Requirements: Work out how many lines have "nincs" in them. Give only that number.

- - -

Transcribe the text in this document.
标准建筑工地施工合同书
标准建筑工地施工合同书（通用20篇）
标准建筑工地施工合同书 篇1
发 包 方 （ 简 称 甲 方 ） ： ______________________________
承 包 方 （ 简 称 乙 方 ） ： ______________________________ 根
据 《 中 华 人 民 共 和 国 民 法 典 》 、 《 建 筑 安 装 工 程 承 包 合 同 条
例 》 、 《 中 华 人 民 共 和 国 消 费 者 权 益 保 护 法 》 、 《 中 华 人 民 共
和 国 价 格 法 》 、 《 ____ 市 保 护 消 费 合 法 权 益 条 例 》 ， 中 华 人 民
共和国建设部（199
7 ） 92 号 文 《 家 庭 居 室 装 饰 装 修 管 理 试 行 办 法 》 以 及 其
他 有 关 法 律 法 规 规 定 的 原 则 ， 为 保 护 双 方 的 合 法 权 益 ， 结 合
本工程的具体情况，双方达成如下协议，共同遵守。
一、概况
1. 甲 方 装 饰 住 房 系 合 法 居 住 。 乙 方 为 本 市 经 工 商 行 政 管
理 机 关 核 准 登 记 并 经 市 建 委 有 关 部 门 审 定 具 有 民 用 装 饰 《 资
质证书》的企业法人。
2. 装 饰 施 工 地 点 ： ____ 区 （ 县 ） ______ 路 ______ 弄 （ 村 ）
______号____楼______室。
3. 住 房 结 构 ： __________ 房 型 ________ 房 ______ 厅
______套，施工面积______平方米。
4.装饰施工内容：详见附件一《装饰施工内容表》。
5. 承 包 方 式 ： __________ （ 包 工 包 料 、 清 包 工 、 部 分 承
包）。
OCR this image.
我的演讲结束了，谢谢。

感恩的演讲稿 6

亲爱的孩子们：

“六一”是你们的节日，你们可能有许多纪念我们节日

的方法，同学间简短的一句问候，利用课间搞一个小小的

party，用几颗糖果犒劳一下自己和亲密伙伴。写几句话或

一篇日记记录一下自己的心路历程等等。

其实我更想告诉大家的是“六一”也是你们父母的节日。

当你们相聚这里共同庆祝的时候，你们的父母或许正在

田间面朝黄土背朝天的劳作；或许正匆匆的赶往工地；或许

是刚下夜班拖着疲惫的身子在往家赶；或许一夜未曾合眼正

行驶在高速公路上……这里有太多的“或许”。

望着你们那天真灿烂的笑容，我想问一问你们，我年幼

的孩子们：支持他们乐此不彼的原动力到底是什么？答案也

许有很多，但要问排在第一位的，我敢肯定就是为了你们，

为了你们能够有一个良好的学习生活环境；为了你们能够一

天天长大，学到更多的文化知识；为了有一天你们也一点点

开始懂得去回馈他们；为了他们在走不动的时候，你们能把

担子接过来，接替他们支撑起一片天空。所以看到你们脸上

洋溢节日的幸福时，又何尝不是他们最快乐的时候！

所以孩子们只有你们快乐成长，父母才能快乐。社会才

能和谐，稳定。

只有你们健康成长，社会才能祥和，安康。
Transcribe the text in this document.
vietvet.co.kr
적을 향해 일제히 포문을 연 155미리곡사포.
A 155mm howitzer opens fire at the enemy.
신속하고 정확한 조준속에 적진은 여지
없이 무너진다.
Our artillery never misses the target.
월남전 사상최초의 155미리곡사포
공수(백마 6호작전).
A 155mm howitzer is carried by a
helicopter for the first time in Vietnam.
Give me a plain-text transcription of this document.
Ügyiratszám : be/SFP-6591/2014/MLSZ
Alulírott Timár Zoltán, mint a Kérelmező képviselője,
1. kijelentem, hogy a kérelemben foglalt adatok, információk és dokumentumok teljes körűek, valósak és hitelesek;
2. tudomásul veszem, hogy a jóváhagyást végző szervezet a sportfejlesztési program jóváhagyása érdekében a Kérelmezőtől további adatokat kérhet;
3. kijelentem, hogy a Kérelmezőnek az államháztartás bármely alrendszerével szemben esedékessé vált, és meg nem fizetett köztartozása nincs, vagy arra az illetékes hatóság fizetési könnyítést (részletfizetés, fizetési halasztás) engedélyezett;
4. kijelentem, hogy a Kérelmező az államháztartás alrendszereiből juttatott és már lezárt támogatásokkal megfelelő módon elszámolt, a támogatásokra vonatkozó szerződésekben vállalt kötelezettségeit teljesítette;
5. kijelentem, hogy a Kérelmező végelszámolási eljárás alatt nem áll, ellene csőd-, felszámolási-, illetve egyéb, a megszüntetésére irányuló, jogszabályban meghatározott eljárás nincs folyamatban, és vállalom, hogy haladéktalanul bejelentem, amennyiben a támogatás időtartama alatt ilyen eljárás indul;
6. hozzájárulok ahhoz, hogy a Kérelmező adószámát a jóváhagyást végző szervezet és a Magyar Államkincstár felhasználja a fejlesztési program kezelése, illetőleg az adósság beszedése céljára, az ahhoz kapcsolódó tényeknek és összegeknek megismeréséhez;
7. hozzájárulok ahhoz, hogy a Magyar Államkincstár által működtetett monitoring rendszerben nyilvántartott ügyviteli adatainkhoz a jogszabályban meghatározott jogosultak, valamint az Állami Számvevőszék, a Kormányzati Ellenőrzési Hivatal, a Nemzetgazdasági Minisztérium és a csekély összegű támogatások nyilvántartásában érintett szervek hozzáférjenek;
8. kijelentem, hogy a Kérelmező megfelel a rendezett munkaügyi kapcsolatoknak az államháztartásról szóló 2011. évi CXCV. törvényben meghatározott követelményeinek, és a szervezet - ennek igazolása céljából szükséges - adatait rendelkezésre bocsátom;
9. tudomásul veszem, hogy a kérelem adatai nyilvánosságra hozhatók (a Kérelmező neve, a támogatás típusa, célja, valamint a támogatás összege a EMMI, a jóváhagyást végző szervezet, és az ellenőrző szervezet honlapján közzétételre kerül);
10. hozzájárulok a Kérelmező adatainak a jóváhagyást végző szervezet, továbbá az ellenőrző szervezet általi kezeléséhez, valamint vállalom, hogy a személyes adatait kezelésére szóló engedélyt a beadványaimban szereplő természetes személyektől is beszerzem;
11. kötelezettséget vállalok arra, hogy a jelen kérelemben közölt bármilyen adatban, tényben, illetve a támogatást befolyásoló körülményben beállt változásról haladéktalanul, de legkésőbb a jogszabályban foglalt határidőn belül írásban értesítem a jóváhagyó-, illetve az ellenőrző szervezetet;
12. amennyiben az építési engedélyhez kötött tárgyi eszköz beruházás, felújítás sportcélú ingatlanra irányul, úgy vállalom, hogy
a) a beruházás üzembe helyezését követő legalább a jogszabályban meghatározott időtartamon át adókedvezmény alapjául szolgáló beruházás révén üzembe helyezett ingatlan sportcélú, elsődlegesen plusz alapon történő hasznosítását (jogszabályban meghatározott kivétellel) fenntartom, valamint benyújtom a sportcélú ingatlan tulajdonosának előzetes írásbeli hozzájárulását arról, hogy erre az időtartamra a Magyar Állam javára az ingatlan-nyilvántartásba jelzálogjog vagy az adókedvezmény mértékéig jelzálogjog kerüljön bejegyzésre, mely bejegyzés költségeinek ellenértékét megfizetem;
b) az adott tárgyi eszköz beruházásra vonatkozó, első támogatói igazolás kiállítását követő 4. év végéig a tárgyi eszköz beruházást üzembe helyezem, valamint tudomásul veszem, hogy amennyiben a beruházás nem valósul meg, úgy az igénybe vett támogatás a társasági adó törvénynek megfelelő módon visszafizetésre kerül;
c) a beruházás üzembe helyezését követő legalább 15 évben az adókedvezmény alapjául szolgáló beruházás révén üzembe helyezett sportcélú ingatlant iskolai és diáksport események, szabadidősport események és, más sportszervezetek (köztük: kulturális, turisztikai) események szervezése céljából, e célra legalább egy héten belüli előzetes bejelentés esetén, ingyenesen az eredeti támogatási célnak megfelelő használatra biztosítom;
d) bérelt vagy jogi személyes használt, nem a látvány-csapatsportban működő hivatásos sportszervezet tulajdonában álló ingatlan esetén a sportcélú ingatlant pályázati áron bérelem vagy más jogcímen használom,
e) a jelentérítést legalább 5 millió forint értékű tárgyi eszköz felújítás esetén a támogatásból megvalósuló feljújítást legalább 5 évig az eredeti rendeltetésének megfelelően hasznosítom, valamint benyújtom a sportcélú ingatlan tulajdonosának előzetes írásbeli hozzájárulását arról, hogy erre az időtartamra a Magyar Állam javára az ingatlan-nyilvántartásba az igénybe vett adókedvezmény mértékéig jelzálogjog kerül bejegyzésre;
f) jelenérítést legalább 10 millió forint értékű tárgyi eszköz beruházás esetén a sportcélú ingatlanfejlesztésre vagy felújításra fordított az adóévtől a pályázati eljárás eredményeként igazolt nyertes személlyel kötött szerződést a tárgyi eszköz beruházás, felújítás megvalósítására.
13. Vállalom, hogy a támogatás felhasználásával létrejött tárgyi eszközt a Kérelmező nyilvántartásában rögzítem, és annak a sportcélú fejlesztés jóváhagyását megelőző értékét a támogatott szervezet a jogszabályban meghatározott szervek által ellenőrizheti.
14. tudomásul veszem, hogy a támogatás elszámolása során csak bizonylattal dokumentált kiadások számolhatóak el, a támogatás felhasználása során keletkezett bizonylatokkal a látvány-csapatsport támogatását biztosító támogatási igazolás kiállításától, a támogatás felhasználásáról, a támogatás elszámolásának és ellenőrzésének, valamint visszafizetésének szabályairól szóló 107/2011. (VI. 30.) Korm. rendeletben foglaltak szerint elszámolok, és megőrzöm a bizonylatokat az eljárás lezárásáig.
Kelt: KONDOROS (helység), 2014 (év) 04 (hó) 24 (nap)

- - -

Exercise solution: 2